** Begin Available data **
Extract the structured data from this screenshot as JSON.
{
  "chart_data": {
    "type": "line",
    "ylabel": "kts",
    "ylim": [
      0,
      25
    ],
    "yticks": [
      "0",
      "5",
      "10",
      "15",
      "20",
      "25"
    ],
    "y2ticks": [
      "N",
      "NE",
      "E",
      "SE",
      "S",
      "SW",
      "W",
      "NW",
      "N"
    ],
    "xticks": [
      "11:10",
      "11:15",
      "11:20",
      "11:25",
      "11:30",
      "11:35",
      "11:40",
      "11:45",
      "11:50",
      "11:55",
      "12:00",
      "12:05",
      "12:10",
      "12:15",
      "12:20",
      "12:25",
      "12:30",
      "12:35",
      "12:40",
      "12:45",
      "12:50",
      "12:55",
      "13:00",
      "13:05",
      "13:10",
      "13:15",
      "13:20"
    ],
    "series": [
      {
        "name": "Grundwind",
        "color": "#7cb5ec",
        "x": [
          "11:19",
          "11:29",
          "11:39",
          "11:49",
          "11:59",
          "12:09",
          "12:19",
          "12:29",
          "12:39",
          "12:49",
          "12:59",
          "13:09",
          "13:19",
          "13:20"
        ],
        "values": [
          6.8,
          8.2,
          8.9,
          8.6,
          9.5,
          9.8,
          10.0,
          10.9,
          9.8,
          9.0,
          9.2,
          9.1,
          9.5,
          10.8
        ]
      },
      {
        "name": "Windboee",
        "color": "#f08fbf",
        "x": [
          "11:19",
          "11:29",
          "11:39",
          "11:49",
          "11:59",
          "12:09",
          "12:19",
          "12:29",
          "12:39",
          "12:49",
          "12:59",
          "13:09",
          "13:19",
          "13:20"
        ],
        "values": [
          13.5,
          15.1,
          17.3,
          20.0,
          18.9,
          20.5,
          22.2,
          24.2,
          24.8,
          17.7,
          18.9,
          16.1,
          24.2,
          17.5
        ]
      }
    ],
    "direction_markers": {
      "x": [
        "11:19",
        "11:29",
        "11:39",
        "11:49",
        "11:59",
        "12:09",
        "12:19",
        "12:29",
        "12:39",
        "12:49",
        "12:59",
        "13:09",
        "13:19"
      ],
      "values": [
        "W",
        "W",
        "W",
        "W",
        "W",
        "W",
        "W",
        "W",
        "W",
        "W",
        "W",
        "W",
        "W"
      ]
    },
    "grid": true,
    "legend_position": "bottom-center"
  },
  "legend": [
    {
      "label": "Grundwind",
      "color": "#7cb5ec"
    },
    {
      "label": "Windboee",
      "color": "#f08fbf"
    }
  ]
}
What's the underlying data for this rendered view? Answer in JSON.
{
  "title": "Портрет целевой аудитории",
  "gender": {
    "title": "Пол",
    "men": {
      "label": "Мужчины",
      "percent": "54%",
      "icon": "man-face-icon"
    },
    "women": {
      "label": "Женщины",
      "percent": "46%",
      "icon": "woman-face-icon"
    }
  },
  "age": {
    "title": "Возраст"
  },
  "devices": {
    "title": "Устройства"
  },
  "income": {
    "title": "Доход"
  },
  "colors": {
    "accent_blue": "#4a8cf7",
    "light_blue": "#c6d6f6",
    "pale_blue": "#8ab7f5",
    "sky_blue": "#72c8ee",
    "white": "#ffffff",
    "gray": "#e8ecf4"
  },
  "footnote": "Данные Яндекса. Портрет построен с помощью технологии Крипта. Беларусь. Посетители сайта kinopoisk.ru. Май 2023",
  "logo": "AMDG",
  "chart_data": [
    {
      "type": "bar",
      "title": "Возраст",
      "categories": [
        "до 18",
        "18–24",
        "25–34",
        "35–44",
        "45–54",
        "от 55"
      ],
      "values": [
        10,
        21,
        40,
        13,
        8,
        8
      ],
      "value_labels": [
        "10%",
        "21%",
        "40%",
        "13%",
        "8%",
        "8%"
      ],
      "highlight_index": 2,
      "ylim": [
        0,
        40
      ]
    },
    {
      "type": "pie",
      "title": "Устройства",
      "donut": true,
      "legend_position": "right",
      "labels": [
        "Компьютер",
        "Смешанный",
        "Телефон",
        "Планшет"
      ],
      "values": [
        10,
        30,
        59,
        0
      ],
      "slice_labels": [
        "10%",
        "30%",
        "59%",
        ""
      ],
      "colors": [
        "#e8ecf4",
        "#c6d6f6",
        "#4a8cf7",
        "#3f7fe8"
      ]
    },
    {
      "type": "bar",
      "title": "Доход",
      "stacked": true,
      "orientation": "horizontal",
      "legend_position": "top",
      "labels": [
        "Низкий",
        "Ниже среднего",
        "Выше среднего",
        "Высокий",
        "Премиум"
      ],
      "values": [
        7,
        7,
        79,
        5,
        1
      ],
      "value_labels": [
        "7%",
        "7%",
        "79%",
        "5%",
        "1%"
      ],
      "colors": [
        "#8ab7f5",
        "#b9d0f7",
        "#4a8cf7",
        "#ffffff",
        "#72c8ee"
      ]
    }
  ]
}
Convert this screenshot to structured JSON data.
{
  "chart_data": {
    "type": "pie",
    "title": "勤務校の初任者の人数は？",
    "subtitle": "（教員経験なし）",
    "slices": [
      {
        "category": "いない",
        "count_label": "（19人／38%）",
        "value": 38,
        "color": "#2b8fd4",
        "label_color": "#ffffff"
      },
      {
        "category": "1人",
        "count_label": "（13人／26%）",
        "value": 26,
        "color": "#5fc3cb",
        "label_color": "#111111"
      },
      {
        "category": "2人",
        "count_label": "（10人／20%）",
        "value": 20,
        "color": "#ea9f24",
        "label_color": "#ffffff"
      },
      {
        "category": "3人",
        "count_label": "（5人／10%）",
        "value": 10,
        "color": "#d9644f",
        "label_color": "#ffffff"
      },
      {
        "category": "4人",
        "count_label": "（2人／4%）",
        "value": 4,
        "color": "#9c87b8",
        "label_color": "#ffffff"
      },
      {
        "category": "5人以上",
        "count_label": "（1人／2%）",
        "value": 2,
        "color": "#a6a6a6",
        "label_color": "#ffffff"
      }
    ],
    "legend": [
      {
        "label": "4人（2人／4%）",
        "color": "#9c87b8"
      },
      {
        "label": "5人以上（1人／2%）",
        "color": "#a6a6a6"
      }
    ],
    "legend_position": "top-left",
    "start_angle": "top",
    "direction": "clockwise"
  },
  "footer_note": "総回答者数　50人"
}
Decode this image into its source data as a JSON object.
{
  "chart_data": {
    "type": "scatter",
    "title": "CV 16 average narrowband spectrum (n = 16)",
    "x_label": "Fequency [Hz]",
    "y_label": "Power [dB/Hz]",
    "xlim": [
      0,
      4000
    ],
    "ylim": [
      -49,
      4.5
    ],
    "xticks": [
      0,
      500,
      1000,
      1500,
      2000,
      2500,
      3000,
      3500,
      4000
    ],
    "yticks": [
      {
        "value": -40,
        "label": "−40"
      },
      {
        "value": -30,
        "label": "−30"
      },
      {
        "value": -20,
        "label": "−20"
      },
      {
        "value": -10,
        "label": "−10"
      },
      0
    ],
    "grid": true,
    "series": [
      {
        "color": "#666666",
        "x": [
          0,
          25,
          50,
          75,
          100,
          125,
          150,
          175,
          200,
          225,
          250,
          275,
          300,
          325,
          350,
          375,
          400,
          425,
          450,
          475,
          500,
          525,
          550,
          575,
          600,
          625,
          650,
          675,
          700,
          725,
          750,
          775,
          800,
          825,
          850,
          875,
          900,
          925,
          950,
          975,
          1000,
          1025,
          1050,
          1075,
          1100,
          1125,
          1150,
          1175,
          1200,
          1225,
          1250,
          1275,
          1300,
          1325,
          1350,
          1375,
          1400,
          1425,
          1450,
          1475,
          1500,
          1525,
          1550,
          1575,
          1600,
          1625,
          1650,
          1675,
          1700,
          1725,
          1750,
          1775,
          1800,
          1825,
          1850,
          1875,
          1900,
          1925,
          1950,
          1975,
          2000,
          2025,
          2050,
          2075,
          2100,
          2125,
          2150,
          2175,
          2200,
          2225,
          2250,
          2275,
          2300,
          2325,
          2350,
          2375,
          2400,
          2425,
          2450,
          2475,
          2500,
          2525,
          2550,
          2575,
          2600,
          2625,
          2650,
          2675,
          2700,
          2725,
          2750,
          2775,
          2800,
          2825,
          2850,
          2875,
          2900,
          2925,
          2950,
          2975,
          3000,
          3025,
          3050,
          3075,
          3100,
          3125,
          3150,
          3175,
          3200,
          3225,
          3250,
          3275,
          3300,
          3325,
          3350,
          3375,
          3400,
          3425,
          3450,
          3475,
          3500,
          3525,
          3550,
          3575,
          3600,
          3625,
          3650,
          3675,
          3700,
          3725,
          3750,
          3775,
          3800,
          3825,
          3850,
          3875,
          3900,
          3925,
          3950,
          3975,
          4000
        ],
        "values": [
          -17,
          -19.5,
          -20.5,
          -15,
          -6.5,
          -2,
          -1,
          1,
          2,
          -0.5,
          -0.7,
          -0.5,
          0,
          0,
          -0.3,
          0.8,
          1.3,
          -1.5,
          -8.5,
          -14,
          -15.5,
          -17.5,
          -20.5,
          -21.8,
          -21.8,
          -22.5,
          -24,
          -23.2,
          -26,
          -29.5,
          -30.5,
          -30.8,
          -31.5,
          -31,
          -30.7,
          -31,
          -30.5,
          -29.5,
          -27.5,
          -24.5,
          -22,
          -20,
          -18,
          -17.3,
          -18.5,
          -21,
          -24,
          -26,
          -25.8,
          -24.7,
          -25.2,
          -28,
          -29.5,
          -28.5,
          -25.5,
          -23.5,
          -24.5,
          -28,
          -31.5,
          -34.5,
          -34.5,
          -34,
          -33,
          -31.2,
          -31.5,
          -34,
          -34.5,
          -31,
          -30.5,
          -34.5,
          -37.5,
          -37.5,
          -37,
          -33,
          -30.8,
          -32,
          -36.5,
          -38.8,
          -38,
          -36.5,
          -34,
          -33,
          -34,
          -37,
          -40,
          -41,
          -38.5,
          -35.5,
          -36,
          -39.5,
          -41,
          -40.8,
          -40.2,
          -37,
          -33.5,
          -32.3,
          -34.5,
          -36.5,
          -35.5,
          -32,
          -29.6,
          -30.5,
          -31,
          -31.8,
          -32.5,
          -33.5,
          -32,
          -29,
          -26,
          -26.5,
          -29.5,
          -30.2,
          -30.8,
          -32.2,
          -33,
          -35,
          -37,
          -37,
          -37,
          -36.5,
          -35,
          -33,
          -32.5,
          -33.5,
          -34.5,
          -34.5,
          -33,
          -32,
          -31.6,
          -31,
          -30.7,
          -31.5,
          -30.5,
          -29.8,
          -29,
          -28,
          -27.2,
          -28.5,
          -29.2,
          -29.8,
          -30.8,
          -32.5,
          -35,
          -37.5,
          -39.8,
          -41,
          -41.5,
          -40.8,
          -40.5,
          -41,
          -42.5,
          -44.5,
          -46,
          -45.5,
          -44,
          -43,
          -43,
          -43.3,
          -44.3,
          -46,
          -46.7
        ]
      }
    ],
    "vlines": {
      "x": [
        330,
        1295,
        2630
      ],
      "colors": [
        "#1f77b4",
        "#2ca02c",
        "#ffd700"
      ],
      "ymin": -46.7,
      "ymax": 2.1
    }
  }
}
** End Available data **
| Brief |
Go through the material above and count the lines that contain "screenshot"; give that number alone.

| Output of the task |
2